> Aim
Gather up every line from the entries below that uses the word "JSON".

Stored items:
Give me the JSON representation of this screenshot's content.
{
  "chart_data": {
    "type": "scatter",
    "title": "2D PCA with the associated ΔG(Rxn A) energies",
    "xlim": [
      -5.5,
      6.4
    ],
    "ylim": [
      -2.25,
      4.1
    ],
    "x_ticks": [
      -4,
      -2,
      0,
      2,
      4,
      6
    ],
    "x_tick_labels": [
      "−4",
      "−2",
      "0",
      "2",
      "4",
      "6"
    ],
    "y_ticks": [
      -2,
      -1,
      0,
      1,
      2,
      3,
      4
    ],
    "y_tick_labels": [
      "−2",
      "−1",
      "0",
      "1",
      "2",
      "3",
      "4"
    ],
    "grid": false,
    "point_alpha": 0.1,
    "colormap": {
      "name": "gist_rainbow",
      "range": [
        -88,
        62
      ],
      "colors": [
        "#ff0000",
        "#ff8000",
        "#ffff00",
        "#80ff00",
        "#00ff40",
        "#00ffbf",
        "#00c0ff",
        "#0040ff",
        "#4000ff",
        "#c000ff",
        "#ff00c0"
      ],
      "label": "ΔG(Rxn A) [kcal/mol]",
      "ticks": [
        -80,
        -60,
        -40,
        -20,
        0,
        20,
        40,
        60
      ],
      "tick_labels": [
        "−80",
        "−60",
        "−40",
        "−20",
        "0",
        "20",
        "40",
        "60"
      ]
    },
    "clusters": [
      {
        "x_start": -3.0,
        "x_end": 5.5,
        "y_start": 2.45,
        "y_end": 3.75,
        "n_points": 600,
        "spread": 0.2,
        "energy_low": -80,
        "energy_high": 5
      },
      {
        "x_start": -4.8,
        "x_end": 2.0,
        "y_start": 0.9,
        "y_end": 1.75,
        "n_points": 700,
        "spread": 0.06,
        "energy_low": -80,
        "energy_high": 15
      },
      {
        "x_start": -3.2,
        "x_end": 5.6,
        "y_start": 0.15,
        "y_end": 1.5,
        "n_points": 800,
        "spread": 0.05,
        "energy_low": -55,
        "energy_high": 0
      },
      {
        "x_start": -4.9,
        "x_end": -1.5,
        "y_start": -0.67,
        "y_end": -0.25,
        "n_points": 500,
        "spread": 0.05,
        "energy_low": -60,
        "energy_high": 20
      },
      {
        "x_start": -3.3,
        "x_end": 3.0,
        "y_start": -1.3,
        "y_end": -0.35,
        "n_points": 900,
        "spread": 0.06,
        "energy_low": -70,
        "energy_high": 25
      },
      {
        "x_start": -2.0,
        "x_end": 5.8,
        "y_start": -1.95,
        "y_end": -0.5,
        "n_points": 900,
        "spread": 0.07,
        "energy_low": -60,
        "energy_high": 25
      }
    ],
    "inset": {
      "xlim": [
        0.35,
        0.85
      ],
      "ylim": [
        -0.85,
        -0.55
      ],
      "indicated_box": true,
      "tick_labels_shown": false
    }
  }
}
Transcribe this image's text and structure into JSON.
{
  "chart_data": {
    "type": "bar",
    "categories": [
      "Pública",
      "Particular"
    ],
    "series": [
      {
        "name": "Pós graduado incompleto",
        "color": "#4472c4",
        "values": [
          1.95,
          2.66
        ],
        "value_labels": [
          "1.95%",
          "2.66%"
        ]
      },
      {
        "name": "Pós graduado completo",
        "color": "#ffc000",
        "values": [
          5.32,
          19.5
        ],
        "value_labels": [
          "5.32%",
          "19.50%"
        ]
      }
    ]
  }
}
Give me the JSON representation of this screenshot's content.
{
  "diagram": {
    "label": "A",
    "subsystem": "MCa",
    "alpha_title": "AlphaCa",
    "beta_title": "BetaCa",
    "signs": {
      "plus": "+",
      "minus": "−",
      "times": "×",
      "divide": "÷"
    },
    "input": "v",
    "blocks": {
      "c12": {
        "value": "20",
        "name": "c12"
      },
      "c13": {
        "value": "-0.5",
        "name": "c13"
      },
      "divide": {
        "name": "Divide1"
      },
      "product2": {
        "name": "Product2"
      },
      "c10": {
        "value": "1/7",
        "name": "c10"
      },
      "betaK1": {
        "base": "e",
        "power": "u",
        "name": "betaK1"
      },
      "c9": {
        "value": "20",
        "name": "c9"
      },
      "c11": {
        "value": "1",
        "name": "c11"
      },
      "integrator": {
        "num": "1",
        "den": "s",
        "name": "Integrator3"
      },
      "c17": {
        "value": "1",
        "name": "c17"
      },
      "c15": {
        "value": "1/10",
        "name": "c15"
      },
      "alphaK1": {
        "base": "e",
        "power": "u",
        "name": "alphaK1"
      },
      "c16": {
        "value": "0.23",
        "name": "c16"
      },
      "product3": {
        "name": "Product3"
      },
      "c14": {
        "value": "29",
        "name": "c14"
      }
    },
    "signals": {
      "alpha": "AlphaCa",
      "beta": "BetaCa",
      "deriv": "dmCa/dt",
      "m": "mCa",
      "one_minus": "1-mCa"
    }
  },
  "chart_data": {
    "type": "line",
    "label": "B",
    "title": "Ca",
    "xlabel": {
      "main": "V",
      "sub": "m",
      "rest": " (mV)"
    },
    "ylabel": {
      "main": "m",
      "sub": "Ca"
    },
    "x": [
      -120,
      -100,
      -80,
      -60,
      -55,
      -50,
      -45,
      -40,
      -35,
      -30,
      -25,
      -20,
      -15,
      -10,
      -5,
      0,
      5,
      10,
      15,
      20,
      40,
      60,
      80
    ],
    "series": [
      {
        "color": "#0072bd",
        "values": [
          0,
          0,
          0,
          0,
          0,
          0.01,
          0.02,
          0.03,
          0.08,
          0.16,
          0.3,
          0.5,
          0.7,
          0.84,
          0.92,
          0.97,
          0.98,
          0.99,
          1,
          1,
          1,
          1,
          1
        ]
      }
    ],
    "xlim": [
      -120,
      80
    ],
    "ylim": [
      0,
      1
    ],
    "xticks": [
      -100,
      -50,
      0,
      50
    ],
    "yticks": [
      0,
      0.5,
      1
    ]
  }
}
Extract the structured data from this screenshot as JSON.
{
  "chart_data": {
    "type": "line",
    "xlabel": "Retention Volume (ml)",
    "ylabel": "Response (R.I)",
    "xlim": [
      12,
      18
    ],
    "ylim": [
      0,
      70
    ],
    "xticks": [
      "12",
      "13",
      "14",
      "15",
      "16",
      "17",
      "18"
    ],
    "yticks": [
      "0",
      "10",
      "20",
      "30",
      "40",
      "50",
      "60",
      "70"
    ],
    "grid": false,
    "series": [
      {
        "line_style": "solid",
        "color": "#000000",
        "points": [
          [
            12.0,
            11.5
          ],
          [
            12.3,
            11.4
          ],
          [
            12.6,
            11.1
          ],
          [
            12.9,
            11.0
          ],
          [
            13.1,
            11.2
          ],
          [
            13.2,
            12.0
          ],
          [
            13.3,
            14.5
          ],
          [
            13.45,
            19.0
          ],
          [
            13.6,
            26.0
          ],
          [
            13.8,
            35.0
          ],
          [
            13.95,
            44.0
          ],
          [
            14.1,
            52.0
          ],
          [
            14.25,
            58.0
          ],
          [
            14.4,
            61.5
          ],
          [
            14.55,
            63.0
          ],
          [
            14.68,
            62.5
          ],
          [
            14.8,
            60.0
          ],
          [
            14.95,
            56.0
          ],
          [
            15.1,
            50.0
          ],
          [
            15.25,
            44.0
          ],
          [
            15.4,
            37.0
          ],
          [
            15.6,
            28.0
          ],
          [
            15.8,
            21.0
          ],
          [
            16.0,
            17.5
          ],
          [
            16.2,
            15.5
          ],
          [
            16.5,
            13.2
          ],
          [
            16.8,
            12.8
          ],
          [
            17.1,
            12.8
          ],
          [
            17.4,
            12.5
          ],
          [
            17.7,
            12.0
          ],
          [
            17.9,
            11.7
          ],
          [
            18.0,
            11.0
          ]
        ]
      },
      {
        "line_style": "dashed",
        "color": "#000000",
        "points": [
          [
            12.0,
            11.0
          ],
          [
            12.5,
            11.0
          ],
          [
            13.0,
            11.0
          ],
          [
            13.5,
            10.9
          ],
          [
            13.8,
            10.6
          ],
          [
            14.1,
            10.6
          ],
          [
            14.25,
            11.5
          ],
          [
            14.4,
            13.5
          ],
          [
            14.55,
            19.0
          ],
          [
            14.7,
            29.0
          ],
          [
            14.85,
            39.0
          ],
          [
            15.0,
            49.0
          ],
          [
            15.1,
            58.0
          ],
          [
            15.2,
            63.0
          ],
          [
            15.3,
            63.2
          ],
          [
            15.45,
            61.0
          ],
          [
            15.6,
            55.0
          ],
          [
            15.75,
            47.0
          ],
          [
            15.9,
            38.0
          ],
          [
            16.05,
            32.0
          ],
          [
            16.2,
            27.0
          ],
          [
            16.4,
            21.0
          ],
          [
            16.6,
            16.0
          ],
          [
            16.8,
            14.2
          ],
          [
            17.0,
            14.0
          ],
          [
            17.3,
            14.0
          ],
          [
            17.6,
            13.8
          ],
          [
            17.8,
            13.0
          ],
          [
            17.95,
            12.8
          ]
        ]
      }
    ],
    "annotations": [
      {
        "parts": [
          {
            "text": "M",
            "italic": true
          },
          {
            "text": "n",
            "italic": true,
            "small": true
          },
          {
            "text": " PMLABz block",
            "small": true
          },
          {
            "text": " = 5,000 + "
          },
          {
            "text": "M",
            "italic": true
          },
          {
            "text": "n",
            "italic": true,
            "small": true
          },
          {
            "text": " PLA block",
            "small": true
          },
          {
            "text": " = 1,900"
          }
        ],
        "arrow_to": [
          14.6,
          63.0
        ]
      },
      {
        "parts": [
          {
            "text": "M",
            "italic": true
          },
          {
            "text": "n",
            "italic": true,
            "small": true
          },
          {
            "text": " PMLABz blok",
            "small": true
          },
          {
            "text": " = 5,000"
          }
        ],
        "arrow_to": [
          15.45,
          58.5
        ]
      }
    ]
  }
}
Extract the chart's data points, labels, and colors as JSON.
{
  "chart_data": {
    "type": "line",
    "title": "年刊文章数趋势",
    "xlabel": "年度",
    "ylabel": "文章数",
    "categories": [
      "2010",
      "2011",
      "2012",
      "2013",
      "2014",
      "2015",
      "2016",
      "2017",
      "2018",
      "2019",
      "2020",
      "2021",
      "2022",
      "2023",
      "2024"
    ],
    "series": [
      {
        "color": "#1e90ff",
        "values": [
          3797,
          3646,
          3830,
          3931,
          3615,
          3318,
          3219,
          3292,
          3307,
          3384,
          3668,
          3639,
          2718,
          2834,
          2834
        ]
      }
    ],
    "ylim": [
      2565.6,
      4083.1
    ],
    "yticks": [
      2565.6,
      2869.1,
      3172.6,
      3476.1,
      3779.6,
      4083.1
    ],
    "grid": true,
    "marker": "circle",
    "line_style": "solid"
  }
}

> Written reply
Give me the JSON representation of this screenshot's content.
Transcribe this image's text and structure into JSON.
Give me the JSON representation of this screenshot's content.
Extract the structured data from this screenshot as JSON.
Extract the chart's data points, labels, and colors as JSON.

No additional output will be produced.